WHAT IS REQUIRED: Images must not appear in your copy; reproduce every other part of the records exactly.

[Data extracted from a collection]
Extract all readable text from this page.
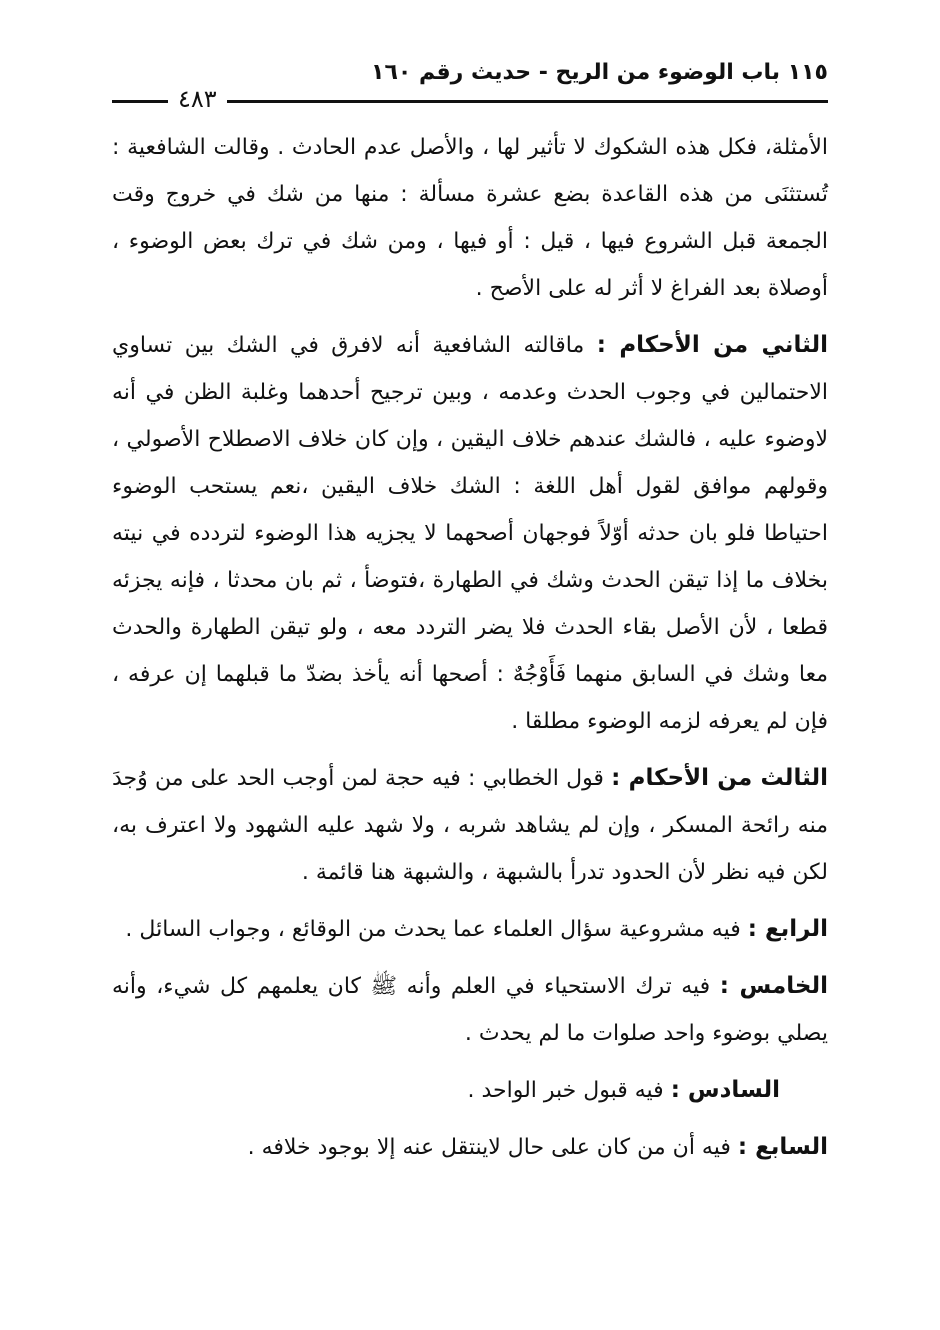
١١٥ باب الوضوء من الريح - حديث رقم ١٦٠
٤٨٣

الأمثلة، فكل هذه الشكوك لا تأثير لها ، والأصل عدم الحادث . وقالت الشافعية : تُستثنَى من هذه القاعدة بضع عشرة مسألة : منها من شك في خروج وقت الجمعة قبل الشروع فيها ، قيل : أو فيها ، ومن شك في ترك بعض الوضوء ، أوصلاة بعد الفراغ لا أثر له على الأصح .

الثاني من الأحكام : ماقالته الشافعية أنه لافرق في الشك بين تساوي الاحتمالين في وجوب الحدث وعدمه ، وبين ترجيح أحدهما وغلبة الظن في أنه لاوضوء عليه ، فالشك عندهم خلاف اليقين ، وإن كان خلاف الاصطلاح الأصولي ، وقولهم موافق لقول أهل اللغة : الشك خلاف اليقين ،نعم يستحب الوضوء احتياطا فلو بان حدثه أوّلاً فوجهان أصحهما لا يجزيه هذا الوضوء لتردده في نيته بخلاف ما إذا تيقن الحدث وشك في الطهارة ،فتوضأ ، ثم بان محدثا ، فإنه يجزئه قطعا ، لأن الأصل بقاء الحدث فلا يضر التردد معه ، ولو تيقن الطهارة والحدث معا وشك في السابق منهما فَأَوْجُهٌ : أصحها أنه يأخذ بضدّ ما قبلهما إن عرفه ، فإن لم يعرفه لزمه الوضوء مطلقا .

الثالث من الأحكام : قول الخطابي : فيه حجة لمن أوجب الحد على من وُجدَ منه رائحة المسكر ، وإن لم يشاهد شربه ، ولا شهد عليه الشهود ولا اعترف به، لكن فيه نظر لأن الحدود تدرأ بالشبهة ، والشبهة هنا قائمة .

الرابع : فيه مشروعية سؤال العلماء عما يحدث من الوقائع ، وجواب السائل .

الخامس : فيه ترك الاستحياء في العلم وأنه ﷺ كان يعلمهم كل شيء، وأنه يصلي بوضوء واحد صلوات ما لم يحدث .

السادس : فيه قبول خبر الواحد .

السابع : فيه أن من كان على حال لاينتقل عنه إلا بوجود خلافه .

EXERCISE RESPONSE:
Extract all readable text from this page.
١١٥ باب الوضوء من الريح - حديث رقم ١٦٠
٤٨٣

الأمثلة، فكل هذه الشكوك لا تأثير لها ، والأصل عدم الحادث . وقالت الشافعية : تُستثنَى من هذه القاعدة بضع عشرة مسألة : منها من شك في خروج وقت الجمعة قبل الشروع فيها ، قيل : أو فيها ، ومن شك في ترك بعض الوضوء ، أوصلاة بعد الفراغ لا أثر له على الأصح .

الثاني من الأحكام : ماقالته الشافعية أنه لافرق في الشك بين تساوي الاحتمالين في وجوب الحدث وعدمه ، وبين ترجيح أحدهما وغلبة الظن في أنه لاوضوء عليه ، فالشك عندهم خلاف اليقين ، وإن كان خلاف الاصطلاح الأصولي ، وقولهم موافق لقول أهل اللغة : الشك خلاف اليقين ،نعم يستحب الوضوء احتياطا فلو بان حدثه أوّلاً فوجهان أصحهما لا يجزيه هذا الوضوء لتردده في نيته بخلاف ما إذا تيقن الحدث وشك في الطهارة ،فتوضأ ، ثم بان محدثا ، فإنه يجزئه قطعا ، لأن الأصل بقاء الحدث فلا يضر التردد معه ، ولو تيقن الطهارة والحدث معا وشك في السابق منهما فَأَوْجُهٌ : أصحها أنه يأخذ بضدّ ما قبلهما إن عرفه ، فإن لم يعرفه لزمه الوضوء مطلقا .

الثالث من الأحكام : قول الخطابي : فيه حجة لمن أوجب الحد على من وُجدَ منه رائحة المسكر ، وإن لم يشاهد شربه ، ولا شهد عليه الشهود ولا اعترف به، لكن فيه نظر لأن الحدود تدرأ بالشبهة ، والشبهة هنا قائمة .

الرابع : فيه مشروعية سؤال العلماء عما يحدث من الوقائع ، وجواب السائل .

الخامس : فيه ترك الاستحياء في العلم وأنه ﷺ كان يعلمهم كل شيء، وأنه يصلي بوضوء واحد صلوات ما لم يحدث .

السادس : فيه قبول خبر الواحد .

السابع : فيه أن من كان على حال لاينتقل عنه إلا بوجود خلافه .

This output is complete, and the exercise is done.